(Excerpt from a dataset)
★ ★ ★ ★ ★ ★ ★

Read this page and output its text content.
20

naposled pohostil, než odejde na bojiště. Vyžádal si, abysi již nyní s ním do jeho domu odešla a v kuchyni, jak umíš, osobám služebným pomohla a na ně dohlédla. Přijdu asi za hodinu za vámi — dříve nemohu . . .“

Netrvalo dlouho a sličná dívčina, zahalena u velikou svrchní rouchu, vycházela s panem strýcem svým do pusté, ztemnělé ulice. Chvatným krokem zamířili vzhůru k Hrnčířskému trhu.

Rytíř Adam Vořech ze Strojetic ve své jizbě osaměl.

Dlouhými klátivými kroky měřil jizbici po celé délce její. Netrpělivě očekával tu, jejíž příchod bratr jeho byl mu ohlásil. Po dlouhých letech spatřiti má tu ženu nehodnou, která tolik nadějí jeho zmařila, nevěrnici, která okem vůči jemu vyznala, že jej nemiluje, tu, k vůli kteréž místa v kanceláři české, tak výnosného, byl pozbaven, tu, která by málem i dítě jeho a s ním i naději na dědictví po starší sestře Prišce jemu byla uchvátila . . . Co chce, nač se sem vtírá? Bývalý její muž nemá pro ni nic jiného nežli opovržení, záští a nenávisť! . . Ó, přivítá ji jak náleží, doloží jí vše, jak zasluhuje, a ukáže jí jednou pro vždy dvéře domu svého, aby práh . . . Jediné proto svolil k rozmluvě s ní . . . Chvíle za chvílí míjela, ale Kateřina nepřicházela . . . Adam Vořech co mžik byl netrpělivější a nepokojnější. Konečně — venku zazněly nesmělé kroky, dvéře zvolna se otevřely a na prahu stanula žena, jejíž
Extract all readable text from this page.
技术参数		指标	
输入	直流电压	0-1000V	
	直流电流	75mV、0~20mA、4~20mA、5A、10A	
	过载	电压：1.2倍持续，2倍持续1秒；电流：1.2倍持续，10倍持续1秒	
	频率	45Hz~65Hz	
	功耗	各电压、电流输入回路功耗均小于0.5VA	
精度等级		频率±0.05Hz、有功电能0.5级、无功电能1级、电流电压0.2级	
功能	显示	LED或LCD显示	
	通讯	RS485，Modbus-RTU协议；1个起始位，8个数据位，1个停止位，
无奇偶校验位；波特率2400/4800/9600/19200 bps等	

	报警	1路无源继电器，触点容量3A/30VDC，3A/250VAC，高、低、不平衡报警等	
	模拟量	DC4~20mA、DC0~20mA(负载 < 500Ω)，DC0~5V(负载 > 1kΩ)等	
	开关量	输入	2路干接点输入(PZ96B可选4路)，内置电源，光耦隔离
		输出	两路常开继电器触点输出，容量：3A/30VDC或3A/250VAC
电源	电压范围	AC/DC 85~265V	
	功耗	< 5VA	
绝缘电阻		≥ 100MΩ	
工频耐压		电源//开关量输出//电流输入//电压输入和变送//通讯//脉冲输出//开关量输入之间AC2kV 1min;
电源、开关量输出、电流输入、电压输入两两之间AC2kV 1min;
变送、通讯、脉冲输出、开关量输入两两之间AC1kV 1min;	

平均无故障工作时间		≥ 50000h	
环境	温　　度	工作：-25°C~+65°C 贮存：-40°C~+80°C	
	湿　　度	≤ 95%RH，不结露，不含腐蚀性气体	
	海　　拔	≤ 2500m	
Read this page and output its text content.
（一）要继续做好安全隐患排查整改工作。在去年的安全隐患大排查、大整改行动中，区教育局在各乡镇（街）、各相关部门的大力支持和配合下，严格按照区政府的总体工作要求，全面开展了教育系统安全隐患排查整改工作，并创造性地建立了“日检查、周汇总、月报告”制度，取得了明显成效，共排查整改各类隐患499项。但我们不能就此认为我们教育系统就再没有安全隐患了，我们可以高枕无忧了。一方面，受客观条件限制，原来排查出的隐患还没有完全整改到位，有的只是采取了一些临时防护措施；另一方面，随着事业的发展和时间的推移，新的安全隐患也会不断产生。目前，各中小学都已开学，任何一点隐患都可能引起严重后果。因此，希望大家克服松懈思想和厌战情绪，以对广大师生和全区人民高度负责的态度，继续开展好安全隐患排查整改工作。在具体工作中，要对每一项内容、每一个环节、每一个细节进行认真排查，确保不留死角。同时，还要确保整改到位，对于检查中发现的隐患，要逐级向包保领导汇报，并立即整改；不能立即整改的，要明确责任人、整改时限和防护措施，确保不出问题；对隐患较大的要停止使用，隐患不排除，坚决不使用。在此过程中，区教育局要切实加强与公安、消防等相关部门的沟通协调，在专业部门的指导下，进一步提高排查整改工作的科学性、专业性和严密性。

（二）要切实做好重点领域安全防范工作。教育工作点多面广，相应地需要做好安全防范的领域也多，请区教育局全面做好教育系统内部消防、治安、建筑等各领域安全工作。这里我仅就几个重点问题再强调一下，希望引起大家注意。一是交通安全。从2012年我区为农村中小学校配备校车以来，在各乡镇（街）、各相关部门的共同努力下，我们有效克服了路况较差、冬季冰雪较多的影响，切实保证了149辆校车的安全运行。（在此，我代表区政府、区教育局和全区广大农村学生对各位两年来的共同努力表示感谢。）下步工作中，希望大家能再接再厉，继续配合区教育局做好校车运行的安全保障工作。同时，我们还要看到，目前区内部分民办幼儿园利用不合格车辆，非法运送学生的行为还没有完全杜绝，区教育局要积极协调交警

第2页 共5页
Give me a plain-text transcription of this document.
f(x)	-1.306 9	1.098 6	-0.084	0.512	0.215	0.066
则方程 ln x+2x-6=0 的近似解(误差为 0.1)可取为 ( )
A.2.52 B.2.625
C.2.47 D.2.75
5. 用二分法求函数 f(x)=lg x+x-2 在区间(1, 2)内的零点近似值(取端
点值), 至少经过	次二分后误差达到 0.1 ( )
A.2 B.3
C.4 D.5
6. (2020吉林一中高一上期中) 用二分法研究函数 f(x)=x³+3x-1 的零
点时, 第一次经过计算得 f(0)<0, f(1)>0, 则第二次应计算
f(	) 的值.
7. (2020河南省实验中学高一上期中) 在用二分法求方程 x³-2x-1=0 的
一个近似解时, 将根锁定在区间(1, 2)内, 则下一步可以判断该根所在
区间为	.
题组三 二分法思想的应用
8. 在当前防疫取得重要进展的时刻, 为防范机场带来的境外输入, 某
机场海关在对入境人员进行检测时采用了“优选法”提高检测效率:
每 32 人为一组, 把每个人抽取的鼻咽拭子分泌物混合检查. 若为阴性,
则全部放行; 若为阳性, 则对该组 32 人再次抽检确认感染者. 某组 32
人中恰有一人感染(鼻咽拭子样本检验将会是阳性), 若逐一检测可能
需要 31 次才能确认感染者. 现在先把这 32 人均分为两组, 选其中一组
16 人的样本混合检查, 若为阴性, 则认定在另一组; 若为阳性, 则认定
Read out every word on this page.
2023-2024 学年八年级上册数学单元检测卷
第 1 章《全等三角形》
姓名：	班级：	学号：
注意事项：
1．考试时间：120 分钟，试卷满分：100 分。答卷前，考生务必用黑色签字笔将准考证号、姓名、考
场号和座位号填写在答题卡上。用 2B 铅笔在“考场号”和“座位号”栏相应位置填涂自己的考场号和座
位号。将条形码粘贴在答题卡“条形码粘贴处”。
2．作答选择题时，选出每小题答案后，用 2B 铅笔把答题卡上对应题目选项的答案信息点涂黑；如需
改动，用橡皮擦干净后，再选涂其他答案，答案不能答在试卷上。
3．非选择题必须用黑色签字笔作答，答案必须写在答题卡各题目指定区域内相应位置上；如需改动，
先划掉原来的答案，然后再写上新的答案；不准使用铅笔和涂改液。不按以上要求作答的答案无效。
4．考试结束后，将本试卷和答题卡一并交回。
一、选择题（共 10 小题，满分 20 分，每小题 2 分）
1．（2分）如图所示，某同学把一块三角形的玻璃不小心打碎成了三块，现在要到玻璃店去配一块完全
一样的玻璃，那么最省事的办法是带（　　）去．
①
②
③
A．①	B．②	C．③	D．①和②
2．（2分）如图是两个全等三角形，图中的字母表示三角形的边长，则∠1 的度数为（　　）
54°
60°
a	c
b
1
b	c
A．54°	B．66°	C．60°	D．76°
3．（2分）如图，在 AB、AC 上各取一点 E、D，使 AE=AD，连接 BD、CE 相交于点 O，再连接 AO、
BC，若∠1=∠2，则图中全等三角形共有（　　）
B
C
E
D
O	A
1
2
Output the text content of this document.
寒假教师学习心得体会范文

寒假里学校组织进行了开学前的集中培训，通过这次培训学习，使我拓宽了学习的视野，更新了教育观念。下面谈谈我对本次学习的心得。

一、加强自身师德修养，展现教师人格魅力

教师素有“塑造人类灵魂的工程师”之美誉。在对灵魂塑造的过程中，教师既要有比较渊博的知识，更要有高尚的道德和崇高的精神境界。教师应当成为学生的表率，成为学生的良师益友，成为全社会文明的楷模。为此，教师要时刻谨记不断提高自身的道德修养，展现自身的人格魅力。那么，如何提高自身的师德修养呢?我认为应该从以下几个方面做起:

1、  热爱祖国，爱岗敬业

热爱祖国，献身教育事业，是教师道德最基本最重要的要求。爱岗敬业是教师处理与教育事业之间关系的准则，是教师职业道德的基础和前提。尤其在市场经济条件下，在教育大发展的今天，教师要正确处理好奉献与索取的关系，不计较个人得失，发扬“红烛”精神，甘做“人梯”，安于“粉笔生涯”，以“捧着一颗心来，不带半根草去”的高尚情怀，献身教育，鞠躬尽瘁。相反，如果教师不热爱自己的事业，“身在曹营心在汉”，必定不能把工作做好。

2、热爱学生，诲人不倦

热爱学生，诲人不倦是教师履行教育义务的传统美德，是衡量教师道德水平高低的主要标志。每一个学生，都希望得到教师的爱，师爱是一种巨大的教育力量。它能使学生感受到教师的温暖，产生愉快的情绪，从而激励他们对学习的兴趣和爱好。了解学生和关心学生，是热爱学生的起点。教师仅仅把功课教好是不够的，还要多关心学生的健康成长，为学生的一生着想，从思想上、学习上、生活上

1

★ ★ ★ ★ ★ ★ ★

**Objective**: Go through the records and show every line with the string "开关量输出" in it.

**Exercise output**:
工频耐压		电源//开关量输出//电流输入//电压输入和变送//通讯//脉冲输出//开关量输入之间AC2kV 1min;
电源、开关量输出、电流输入、电压输入两两之间AC2kV 1min;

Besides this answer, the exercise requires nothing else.